** Start Given data **

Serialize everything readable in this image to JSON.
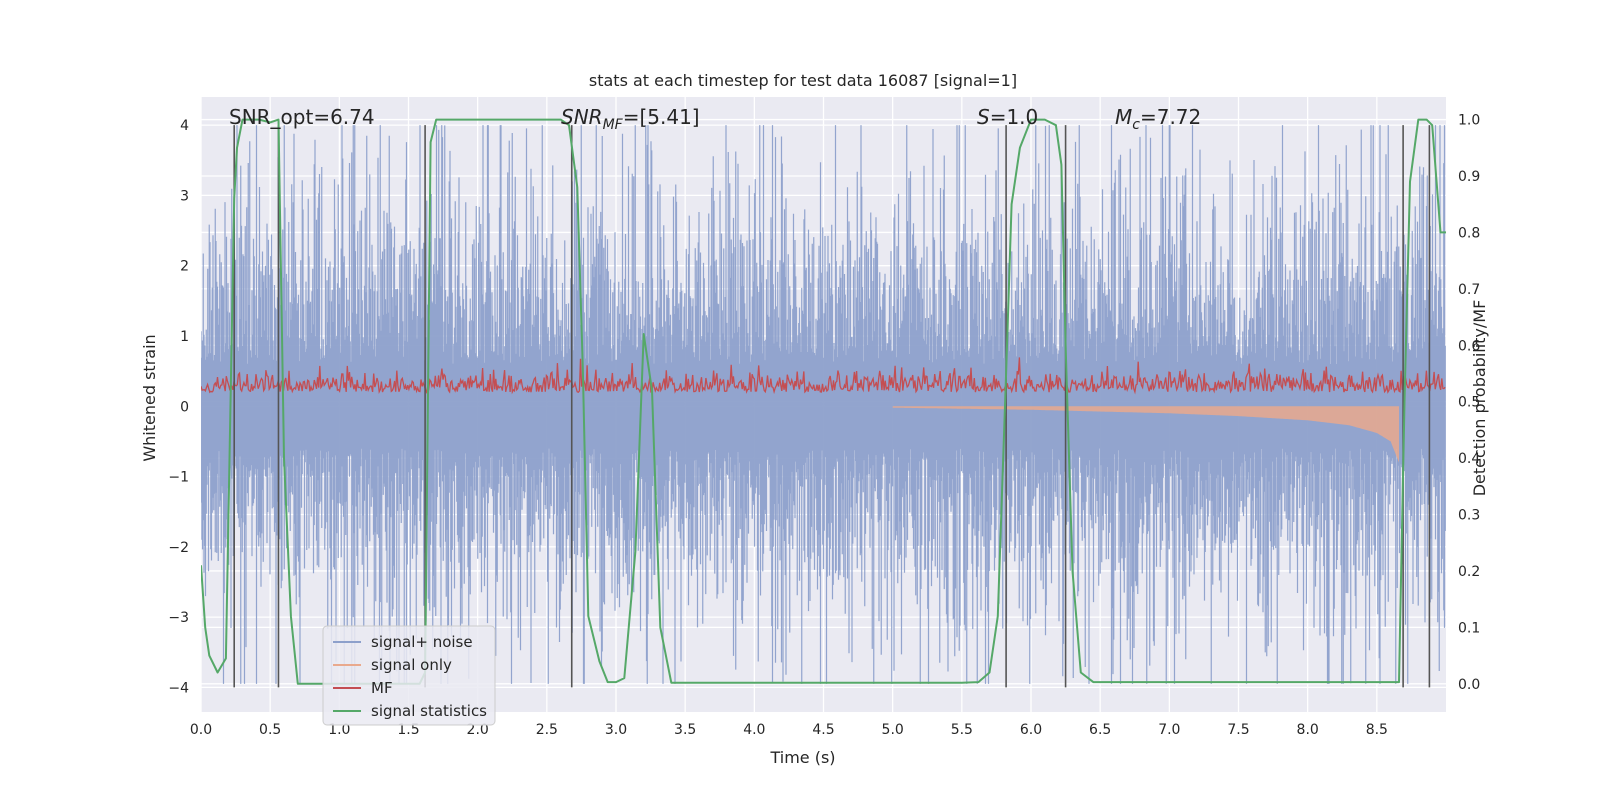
{
  "chart_data": {
    "type": "line",
    "title": "stats at each timestep for test data 16087 [signal=1]",
    "xlabel": "Time (s)",
    "ylabel": "Whitened strain",
    "ylabel_right": "Detection probability/MF",
    "xlim": [
      0,
      9.0
    ],
    "ylim": [
      -4.35,
      4.4
    ],
    "ylim_right": [
      -0.05,
      1.04
    ],
    "x_ticks": [
      "0.0",
      "0.5",
      "1.0",
      "1.5",
      "2.0",
      "2.5",
      "3.0",
      "3.5",
      "4.0",
      "4.5",
      "5.0",
      "5.5",
      "6.0",
      "6.5",
      "7.0",
      "7.5",
      "8.0",
      "8.5"
    ],
    "y_ticks": [
      "4",
      "3",
      "2",
      "1",
      "0",
      "−1",
      "−2",
      "−3",
      "−4"
    ],
    "y_ticks_right": [
      "1.0",
      "0.9",
      "0.8",
      "0.7",
      "0.6",
      "0.5",
      "0.4",
      "0.3",
      "0.2",
      "0.1",
      "0.0"
    ],
    "grid": true,
    "legend_position": "lower-left",
    "annotations": [
      {
        "text": "SNR_opt=6.74",
        "x": 0.2,
        "y": 4.0
      },
      {
        "text": "SNR",
        "sub": "MF",
        "suffix": "=[5.41]",
        "italic": true,
        "x": 2.6,
        "y": 4.0
      },
      {
        "text": "S",
        "suffix": "=1.0",
        "italic": true,
        "x": 5.6,
        "y": 4.0
      },
      {
        "text": "M",
        "sub": "c",
        "suffix": "=7.72",
        "italic": true,
        "x": 6.6,
        "y": 4.0
      }
    ],
    "vlines": [
      0.24,
      0.56,
      1.62,
      2.68,
      5.82,
      6.25,
      8.69,
      8.88
    ],
    "series": [
      {
        "name": "signal+ noise",
        "color": "#8da0cb",
        "axis": "left",
        "kind": "noise",
        "amplitude_range": [
          -3.95,
          4.0
        ]
      },
      {
        "name": "signal only",
        "color": "#e9a98d",
        "axis": "left",
        "kind": "chirp",
        "x": [
          5.0,
          6.0,
          7.0,
          7.5,
          8.0,
          8.3,
          8.5,
          8.6,
          8.66
        ],
        "envelope": [
          0.02,
          0.05,
          0.1,
          0.14,
          0.2,
          0.27,
          0.38,
          0.5,
          0.8
        ]
      },
      {
        "name": "MF",
        "color": "#c44e52",
        "axis": "left",
        "kind": "band",
        "range": [
          0.05,
          0.75
        ]
      },
      {
        "name": "signal statistics",
        "color": "#55a868",
        "axis": "right",
        "x": [
          0.0,
          0.03,
          0.06,
          0.12,
          0.18,
          0.24,
          0.26,
          0.3,
          0.34,
          0.42,
          0.5,
          0.56,
          0.6,
          0.65,
          0.7,
          0.75,
          1.58,
          1.62,
          1.66,
          1.7,
          1.76,
          2.6,
          2.66,
          2.72,
          2.76,
          2.8,
          2.88,
          2.94,
          3.0,
          3.06,
          3.14,
          3.2,
          3.26,
          3.32,
          3.4,
          5.2,
          5.5,
          5.62,
          5.7,
          5.76,
          5.82,
          5.86,
          5.92,
          6.0,
          6.1,
          6.18,
          6.22,
          6.25,
          6.3,
          6.36,
          6.45,
          8.62,
          8.66,
          8.7,
          8.74,
          8.8,
          8.86,
          8.9,
          8.96,
          9.0
        ],
        "y": [
          0.21,
          0.1,
          0.05,
          0.02,
          0.045,
          0.86,
          0.95,
          1.0,
          1.0,
          1.0,
          0.995,
          1.0,
          0.4,
          0.12,
          0.0,
          0.0,
          0.0,
          0.02,
          0.96,
          1.0,
          1.0,
          1.0,
          0.99,
          0.88,
          0.56,
          0.12,
          0.04,
          0.003,
          0.003,
          0.01,
          0.235,
          0.62,
          0.52,
          0.1,
          0.002,
          0.002,
          0.002,
          0.003,
          0.02,
          0.12,
          0.55,
          0.85,
          0.95,
          1.0,
          1.0,
          0.99,
          0.92,
          0.6,
          0.2,
          0.02,
          0.003,
          0.003,
          0.003,
          0.5,
          0.89,
          1.0,
          1.0,
          0.99,
          0.8,
          0.8
        ]
      }
    ]
  }
}
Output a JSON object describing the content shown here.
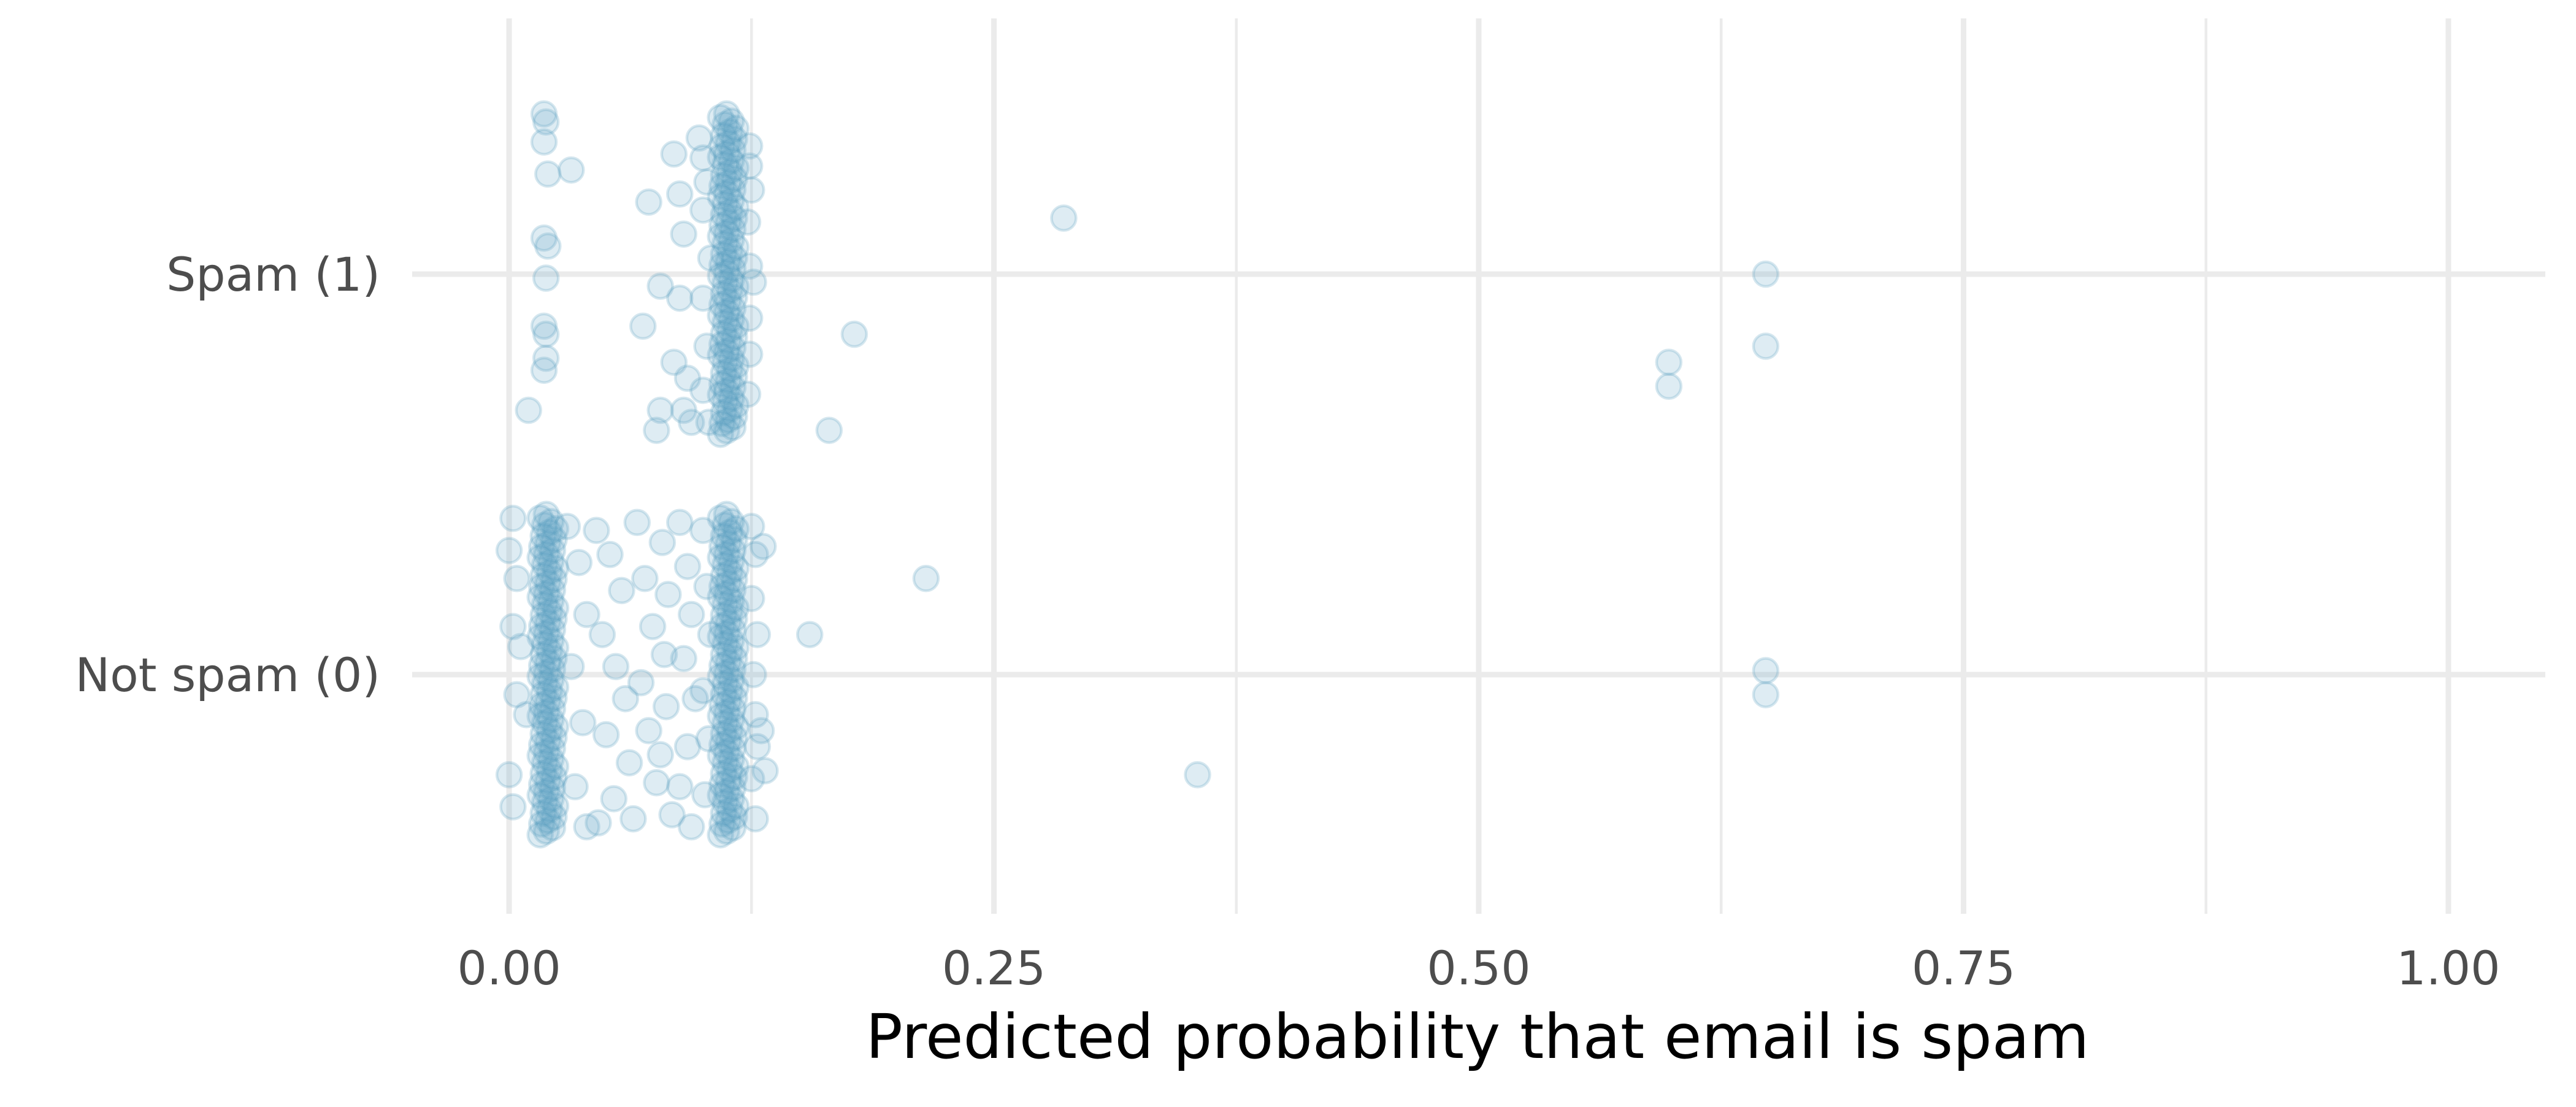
{
  "chart_data": {
    "type": "scatter",
    "title": "",
    "xlabel": "Predicted probability that email is spam",
    "ylabel": "",
    "xlim": [
      -0.05,
      1.05
    ],
    "xticks": [
      0.0,
      0.25,
      0.5,
      0.75,
      1.0
    ],
    "xtick_labels": [
      "0.00",
      "0.25",
      "0.50",
      "0.75",
      "1.00"
    ],
    "y_categories": [
      "Not spam (0)",
      "Spam (1)"
    ],
    "y_category_values": [
      0,
      1
    ],
    "grid": true,
    "point_color": "#5b9fc1",
    "point_alpha": 0.2,
    "jitter": "vertical",
    "series": [
      {
        "category_value": 1,
        "points": [
          [
            0.018,
            1.4
          ],
          [
            0.019,
            1.38
          ],
          [
            0.018,
            1.33
          ],
          [
            0.02,
            1.25
          ],
          [
            0.018,
            1.09
          ],
          [
            0.02,
            1.07
          ],
          [
            0.019,
            0.99
          ],
          [
            0.018,
            0.87
          ],
          [
            0.019,
            0.85
          ],
          [
            0.019,
            0.79
          ],
          [
            0.018,
            0.76
          ],
          [
            0.01,
            0.66
          ],
          [
            0.032,
            1.26
          ],
          [
            0.085,
            1.3
          ],
          [
            0.072,
            1.18
          ],
          [
            0.088,
            1.2
          ],
          [
            0.09,
            1.1
          ],
          [
            0.078,
            0.97
          ],
          [
            0.088,
            0.94
          ],
          [
            0.069,
            0.87
          ],
          [
            0.085,
            0.78
          ],
          [
            0.092,
            0.74
          ],
          [
            0.078,
            0.66
          ],
          [
            0.09,
            0.66
          ],
          [
            0.076,
            0.61
          ],
          [
            0.094,
            0.63
          ],
          [
            0.098,
            1.34
          ],
          [
            0.1,
            1.29
          ],
          [
            0.102,
            1.23
          ],
          [
            0.1,
            1.16
          ],
          [
            0.104,
            1.04
          ],
          [
            0.1,
            0.94
          ],
          [
            0.102,
            0.82
          ],
          [
            0.1,
            0.71
          ],
          [
            0.103,
            0.63
          ],
          [
            0.124,
            1.32
          ],
          [
            0.124,
            1.27
          ],
          [
            0.125,
            1.21
          ],
          [
            0.123,
            1.13
          ],
          [
            0.124,
            1.02
          ],
          [
            0.126,
            0.98
          ],
          [
            0.124,
            0.89
          ],
          [
            0.124,
            0.8
          ],
          [
            0.123,
            0.7
          ],
          [
            0.286,
            1.14
          ],
          [
            0.178,
            0.85
          ],
          [
            0.165,
            0.61
          ],
          [
            0.648,
            1.0
          ],
          [
            0.648,
            0.82
          ],
          [
            0.598,
            0.78
          ],
          [
            0.598,
            0.72
          ]
        ]
      },
      {
        "category_value": 0,
        "points": [
          [
            0.002,
            0.39
          ],
          [
            0.0,
            0.31
          ],
          [
            0.004,
            0.24
          ],
          [
            0.002,
            0.12
          ],
          [
            0.006,
            0.07
          ],
          [
            0.004,
            -0.05
          ],
          [
            0.009,
            -0.1
          ],
          [
            0.0,
            -0.25
          ],
          [
            0.002,
            -0.33
          ],
          [
            0.03,
            0.37
          ],
          [
            0.036,
            0.28
          ],
          [
            0.04,
            0.15
          ],
          [
            0.032,
            0.02
          ],
          [
            0.038,
            -0.12
          ],
          [
            0.034,
            -0.28
          ],
          [
            0.04,
            -0.38
          ],
          [
            0.045,
            0.36
          ],
          [
            0.052,
            0.3
          ],
          [
            0.058,
            0.21
          ],
          [
            0.048,
            0.1
          ],
          [
            0.055,
            0.02
          ],
          [
            0.06,
            -0.06
          ],
          [
            0.05,
            -0.15
          ],
          [
            0.062,
            -0.22
          ],
          [
            0.054,
            -0.31
          ],
          [
            0.046,
            -0.37
          ],
          [
            0.066,
            0.38
          ],
          [
            0.07,
            0.24
          ],
          [
            0.074,
            0.12
          ],
          [
            0.068,
            -0.02
          ],
          [
            0.072,
            -0.14
          ],
          [
            0.076,
            -0.27
          ],
          [
            0.064,
            -0.36
          ],
          [
            0.079,
            0.33
          ],
          [
            0.082,
            0.2
          ],
          [
            0.08,
            0.05
          ],
          [
            0.081,
            -0.08
          ],
          [
            0.078,
            -0.2
          ],
          [
            0.084,
            -0.35
          ],
          [
            0.088,
            0.38
          ],
          [
            0.092,
            0.27
          ],
          [
            0.094,
            0.15
          ],
          [
            0.09,
            0.04
          ],
          [
            0.096,
            -0.06
          ],
          [
            0.092,
            -0.18
          ],
          [
            0.088,
            -0.28
          ],
          [
            0.094,
            -0.38
          ],
          [
            0.1,
            0.36
          ],
          [
            0.102,
            0.22
          ],
          [
            0.104,
            0.1
          ],
          [
            0.1,
            -0.04
          ],
          [
            0.103,
            -0.16
          ],
          [
            0.101,
            -0.3
          ],
          [
            0.125,
            0.37
          ],
          [
            0.127,
            0.3
          ],
          [
            0.125,
            0.19
          ],
          [
            0.128,
            0.1
          ],
          [
            0.126,
            0.0
          ],
          [
            0.127,
            -0.1
          ],
          [
            0.128,
            -0.18
          ],
          [
            0.125,
            -0.26
          ],
          [
            0.127,
            -0.36
          ],
          [
            0.131,
            0.32
          ],
          [
            0.13,
            -0.14
          ],
          [
            0.132,
            -0.24
          ],
          [
            0.215,
            0.24
          ],
          [
            0.155,
            0.1
          ],
          [
            0.355,
            -0.25
          ],
          [
            0.648,
            0.01
          ],
          [
            0.648,
            -0.05
          ]
        ]
      }
    ],
    "dense_columns": [
      {
        "x": 0.02,
        "category_value": 0,
        "y_range": [
          -0.4,
          0.4
        ]
      },
      {
        "x": 0.113,
        "category_value": 0,
        "y_range": [
          -0.4,
          0.4
        ]
      },
      {
        "x": 0.113,
        "category_value": 1,
        "y_range": [
          0.6,
          1.4
        ]
      }
    ]
  }
}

** End Given data **

# Problem description
What is the number of lines in the listing that include the word "JSON"? Give that number and nothing else.

# Answer to this problem
2